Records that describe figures

○ ○ ○

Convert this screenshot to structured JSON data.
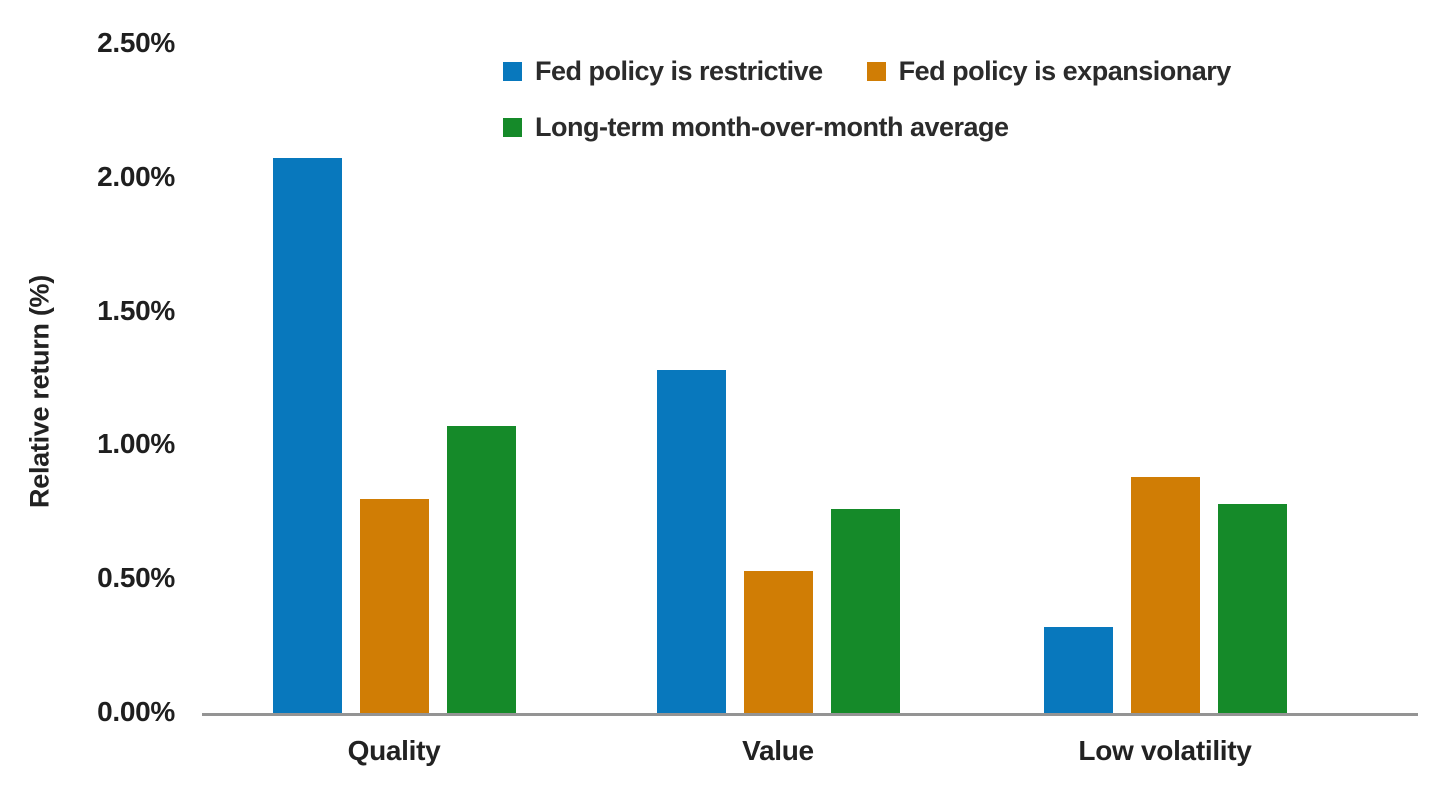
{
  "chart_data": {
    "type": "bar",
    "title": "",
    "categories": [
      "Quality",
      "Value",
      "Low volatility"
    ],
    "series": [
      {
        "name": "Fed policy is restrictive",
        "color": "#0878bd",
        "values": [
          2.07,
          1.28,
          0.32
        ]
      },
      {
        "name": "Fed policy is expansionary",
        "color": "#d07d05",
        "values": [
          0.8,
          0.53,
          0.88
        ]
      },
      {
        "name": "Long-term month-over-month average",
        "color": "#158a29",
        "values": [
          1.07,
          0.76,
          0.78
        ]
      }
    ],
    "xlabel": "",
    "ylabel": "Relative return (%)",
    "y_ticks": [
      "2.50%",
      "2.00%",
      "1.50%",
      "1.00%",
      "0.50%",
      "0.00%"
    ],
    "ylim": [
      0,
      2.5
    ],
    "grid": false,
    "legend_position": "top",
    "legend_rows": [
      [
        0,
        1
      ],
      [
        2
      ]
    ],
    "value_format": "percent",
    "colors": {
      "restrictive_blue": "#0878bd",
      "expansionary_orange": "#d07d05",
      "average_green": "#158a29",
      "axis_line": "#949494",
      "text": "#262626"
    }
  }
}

○ ○ ○

** Objective **
What is the number of lines above that contain the string "name"? Answer with the number alone.

** Full answer **
3